• **Instruction**: Below is a block of records; repeat each one exactly.

• **Material shown**:
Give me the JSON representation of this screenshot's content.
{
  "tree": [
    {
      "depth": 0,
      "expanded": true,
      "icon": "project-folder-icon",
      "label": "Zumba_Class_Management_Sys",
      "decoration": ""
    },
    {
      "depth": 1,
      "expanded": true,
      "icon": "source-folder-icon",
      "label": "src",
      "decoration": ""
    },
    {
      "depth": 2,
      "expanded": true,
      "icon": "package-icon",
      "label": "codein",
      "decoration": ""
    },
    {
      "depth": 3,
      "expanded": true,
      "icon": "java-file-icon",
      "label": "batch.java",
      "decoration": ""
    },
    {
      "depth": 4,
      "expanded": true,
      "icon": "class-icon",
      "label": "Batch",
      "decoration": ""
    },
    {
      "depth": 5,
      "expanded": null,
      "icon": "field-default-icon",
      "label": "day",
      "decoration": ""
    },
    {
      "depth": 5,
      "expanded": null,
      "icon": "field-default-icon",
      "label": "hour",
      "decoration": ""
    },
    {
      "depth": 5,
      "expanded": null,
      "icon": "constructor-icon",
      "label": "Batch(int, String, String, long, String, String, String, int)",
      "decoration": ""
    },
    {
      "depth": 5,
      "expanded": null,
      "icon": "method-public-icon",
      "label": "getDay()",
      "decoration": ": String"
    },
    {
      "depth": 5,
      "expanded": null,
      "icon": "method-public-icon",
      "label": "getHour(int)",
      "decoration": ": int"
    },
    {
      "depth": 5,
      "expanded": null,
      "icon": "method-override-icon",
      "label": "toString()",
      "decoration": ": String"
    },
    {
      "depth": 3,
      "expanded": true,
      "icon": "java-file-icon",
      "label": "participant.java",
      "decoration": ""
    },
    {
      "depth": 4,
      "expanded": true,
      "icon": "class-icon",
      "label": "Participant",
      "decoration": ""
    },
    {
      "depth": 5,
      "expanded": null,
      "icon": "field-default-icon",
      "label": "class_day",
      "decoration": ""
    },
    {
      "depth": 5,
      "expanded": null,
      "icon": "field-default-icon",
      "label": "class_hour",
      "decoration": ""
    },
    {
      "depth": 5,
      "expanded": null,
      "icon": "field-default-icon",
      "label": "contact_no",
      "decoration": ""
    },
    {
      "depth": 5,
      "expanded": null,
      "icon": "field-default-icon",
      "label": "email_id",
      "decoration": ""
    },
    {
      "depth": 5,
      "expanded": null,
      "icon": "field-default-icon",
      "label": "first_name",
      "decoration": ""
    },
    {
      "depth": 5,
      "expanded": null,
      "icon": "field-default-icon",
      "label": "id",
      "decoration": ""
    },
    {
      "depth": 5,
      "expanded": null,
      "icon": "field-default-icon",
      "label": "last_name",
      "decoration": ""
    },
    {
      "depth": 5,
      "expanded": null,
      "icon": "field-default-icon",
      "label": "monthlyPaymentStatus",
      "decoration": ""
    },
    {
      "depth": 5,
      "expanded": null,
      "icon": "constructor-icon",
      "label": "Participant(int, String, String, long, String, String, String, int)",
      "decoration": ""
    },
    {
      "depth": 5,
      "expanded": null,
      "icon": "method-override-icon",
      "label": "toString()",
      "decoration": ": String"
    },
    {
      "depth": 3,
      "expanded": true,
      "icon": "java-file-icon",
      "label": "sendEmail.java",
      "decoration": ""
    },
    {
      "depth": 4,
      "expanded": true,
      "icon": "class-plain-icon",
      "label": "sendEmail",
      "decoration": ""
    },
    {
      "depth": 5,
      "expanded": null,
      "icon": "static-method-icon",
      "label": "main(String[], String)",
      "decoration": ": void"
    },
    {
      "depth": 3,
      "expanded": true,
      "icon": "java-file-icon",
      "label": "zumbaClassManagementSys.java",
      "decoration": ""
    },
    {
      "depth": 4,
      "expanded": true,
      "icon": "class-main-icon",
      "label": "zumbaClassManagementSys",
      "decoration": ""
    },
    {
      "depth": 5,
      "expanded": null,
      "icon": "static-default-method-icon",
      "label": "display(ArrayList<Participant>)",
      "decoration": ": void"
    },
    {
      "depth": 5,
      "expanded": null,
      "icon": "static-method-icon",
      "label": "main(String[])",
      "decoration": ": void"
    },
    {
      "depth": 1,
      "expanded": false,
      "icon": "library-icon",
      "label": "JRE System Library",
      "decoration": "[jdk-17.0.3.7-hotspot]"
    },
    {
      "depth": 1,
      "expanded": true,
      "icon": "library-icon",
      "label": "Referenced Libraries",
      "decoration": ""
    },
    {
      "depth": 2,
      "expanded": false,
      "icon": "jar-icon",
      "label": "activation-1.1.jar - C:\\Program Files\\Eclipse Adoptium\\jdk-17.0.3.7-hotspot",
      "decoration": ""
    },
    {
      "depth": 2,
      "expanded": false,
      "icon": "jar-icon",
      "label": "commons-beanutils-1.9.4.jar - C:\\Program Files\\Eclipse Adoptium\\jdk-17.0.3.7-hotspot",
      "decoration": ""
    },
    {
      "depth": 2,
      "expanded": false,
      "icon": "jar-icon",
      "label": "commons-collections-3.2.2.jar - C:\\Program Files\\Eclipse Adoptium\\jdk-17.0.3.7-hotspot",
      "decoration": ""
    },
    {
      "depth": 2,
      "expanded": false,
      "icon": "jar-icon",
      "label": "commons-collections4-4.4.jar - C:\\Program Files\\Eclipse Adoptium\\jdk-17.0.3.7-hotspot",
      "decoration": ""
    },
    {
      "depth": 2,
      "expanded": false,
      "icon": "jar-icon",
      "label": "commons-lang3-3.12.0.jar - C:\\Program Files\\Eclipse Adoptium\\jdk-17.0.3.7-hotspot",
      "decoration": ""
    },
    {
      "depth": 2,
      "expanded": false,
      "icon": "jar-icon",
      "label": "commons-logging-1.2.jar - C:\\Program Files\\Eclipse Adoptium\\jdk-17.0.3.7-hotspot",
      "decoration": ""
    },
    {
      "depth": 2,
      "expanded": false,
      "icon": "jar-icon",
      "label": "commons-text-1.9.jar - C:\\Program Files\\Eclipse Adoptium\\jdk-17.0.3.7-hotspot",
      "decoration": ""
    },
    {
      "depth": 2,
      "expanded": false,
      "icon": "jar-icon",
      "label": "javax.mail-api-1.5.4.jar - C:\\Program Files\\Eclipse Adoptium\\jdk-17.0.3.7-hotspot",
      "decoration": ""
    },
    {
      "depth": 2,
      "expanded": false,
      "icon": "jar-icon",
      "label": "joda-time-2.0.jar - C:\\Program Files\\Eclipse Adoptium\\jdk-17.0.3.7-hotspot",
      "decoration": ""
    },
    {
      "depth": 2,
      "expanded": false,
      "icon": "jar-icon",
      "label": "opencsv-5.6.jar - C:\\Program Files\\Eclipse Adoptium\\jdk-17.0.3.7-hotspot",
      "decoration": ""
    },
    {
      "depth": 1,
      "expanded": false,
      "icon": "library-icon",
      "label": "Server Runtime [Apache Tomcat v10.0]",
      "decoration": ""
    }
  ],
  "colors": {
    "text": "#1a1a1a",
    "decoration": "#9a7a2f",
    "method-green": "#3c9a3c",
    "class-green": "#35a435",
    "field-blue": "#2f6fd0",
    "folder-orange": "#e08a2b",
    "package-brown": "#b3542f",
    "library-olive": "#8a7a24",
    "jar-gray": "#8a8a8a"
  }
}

• **Correct response**:
Give me the JSON representation of this screenshot's content.
{
  "tree": [
    {
      "depth": 0,
      "expanded": true,
      "icon": "project-folder-icon",
      "label": "Zumba_Class_Management_Sys",
      "decoration": ""
    },
    {
      "depth": 1,
      "expanded": true,
      "icon": "source-folder-icon",
      "label": "src",
      "decoration": ""
    },
    {
      "depth": 2,
      "expanded": true,
      "icon": "package-icon",
      "label": "codein",
      "decoration": ""
    },
    {
      "depth": 3,
      "expanded": true,
      "icon": "java-file-icon",
      "label": "batch.java",
      "decoration": ""
    },
    {
      "depth": 4,
      "expanded": true,
      "icon": "class-icon",
      "label": "Batch",
      "decoration": ""
    },
    {
      "depth": 5,
      "expanded": null,
      "icon": "field-default-icon",
      "label": "day",
      "decoration": ""
    },
    {
      "depth": 5,
      "expanded": null,
      "icon": "field-default-icon",
      "label": "hour",
      "decoration": ""
    },
    {
      "depth": 5,
      "expanded": null,
      "icon": "constructor-icon",
      "label": "Batch(int, String, String, long, String, String, String, int)",
      "decoration": ""
    },
    {
      "depth": 5,
      "expanded": null,
      "icon": "method-public-icon",
      "label": "getDay()",
      "decoration": ": String"
    },
    {
      "depth": 5,
      "expanded": null,
      "icon": "method-public-icon",
      "label": "getHour(int)",
      "decoration": ": int"
    },
    {
      "depth": 5,
      "expanded": null,
      "icon": "method-override-icon",
      "label": "toString()",
      "decoration": ": String"
    },
    {
      "depth": 3,
      "expanded": true,
      "icon": "java-file-icon",
      "label": "participant.java",
      "decoration": ""
    },
    {
      "depth": 4,
      "expanded": true,
      "icon": "class-icon",
      "label": "Participant",
      "decoration": ""
    },
    {
      "depth": 5,
      "expanded": null,
      "icon": "field-default-icon",
      "label": "class_day",
      "decoration": ""
    },
    {
      "depth": 5,
      "expanded": null,
      "icon": "field-default-icon",
      "label": "class_hour",
      "decoration": ""
    },
    {
      "depth": 5,
      "expanded": null,
      "icon": "field-default-icon",
      "label": "contact_no",
      "decoration": ""
    },
    {
      "depth": 5,
      "expanded": null,
      "icon": "field-default-icon",
      "label": "email_id",
      "decoration": ""
    },
    {
      "depth": 5,
      "expanded": null,
      "icon": "field-default-icon",
      "label": "first_name",
      "decoration": ""
    },
    {
      "depth": 5,
      "expanded": null,
      "icon": "field-default-icon",
      "label": "id",
      "decoration": ""
    },
    {
      "depth": 5,
      "expanded": null,
      "icon": "field-default-icon",
      "label": "last_name",
      "decoration": ""
    },
    {
      "depth": 5,
      "expanded": null,
      "icon": "field-default-icon",
      "label": "monthlyPaymentStatus",
      "decoration": ""
    },
    {
      "depth": 5,
      "expanded": null,
      "icon": "constructor-icon",
      "label": "Participant(int, String, String, long, String, String, String, int)",
      "decoration": ""
    },
    {
      "depth": 5,
      "expanded": null,
      "icon": "method-override-icon",
      "label": "toString()",
      "decoration": ": String"
    },
    {
      "depth": 3,
      "expanded": true,
      "icon": "java-file-icon",
      "label": "sendEmail.java",
      "decoration": ""
    },
    {
      "depth": 4,
      "expanded": true,
      "icon": "class-plain-icon",
      "label": "sendEmail",
      "decoration": ""
    },
    {
      "depth": 5,
      "expanded": null,
      "icon": "static-method-icon",
      "label": "main(String[], String)",
      "decoration": ": void"
    },
    {
      "depth": 3,
      "expanded": true,
      "icon": "java-file-icon",
      "label": "zumbaClassManagementSys.java",
      "decoration": ""
    },
    {
      "depth": 4,
      "expanded": true,
      "icon": "class-main-icon",
      "label": "zumbaClassManagementSys",
      "decoration": ""
    },
    {
      "depth": 5,
      "expanded": null,
      "icon": "static-default-method-icon",
      "label": "display(ArrayList<Participant>)",
      "decoration": ": void"
    },
    {
      "depth": 5,
      "expanded": null,
      "icon": "static-method-icon",
      "label": "main(String[])",
      "decoration": ": void"
    },
    {
      "depth": 1,
      "expanded": false,
      "icon": "library-icon",
      "label": "JRE System Library",
      "decoration": "[jdk-17.0.3.7-hotspot]"
    },
    {
      "depth": 1,
      "expanded": true,
      "icon": "library-icon",
      "label": "Referenced Libraries",
      "decoration": ""
    },
    {
      "depth": 2,
      "expanded": false,
      "icon": "jar-icon",
      "label": "activation-1.1.jar - C:\\Program Files\\Eclipse Adoptium\\jdk-17.0.3.7-hotspot",
      "decoration": ""
    },
    {
      "depth": 2,
      "expanded": false,
      "icon": "jar-icon",
      "label": "commons-beanutils-1.9.4.jar - C:\\Program Files\\Eclipse Adoptium\\jdk-17.0.3.7-hotspot",
      "decoration": ""
    },
    {
      "depth": 2,
      "expanded": false,
      "icon": "jar-icon",
      "label": "commons-collections-3.2.2.jar - C:\\Program Files\\Eclipse Adoptium\\jdk-17.0.3.7-hotspot",
      "decoration": ""
    },
    {
      "depth": 2,
      "expanded": false,
      "icon": "jar-icon",
      "label": "commons-collections4-4.4.jar - C:\\Program Files\\Eclipse Adoptium\\jdk-17.0.3.7-hotspot",
      "decoration": ""
    },
    {
      "depth": 2,
      "expanded": false,
      "icon": "jar-icon",
      "label": "commons-lang3-3.12.0.jar - C:\\Program Files\\Eclipse Adoptium\\jdk-17.0.3.7-hotspot",
      "decoration": ""
    },
    {
      "depth": 2,
      "expanded": false,
      "icon": "jar-icon",
      "label": "commons-logging-1.2.jar - C:\\Program Files\\Eclipse Adoptium\\jdk-17.0.3.7-hotspot",
      "decoration": ""
    },
    {
      "depth": 2,
      "expanded": false,
      "icon": "jar-icon",
      "label": "commons-text-1.9.jar - C:\\Program Files\\Eclipse Adoptium\\jdk-17.0.3.7-hotspot",
      "decoration": ""
    },
    {
      "depth": 2,
      "expanded": false,
      "icon": "jar-icon",
      "label": "javax.mail-api-1.5.4.jar - C:\\Program Files\\Eclipse Adoptium\\jdk-17.0.3.7-hotspot",
      "decoration": ""
    },
    {
      "depth": 2,
      "expanded": false,
      "icon": "jar-icon",
      "label": "joda-time-2.0.jar - C:\\Program Files\\Eclipse Adoptium\\jdk-17.0.3.7-hotspot",
      "decoration": ""
    },
    {
      "depth": 2,
      "expanded": false,
      "icon": "jar-icon",
      "label": "opencsv-5.6.jar - C:\\Program Files\\Eclipse Adoptium\\jdk-17.0.3.7-hotspot",
      "decoration": ""
    },
    {
      "depth": 1,
      "expanded": false,
      "icon": "library-icon",
      "label": "Server Runtime [Apache Tomcat v10.0]",
      "decoration": ""
    }
  ],
  "colors": {
    "text": "#1a1a1a",
    "decoration": "#9a7a2f",
    "method-green": "#3c9a3c",
    "class-green": "#35a435",
    "field-blue": "#2f6fd0",
    "folder-orange": "#e08a2b",
    "package-brown": "#b3542f",
    "library-olive": "#8a7a24",
    "jar-gray": "#8a8a8a"
  }
}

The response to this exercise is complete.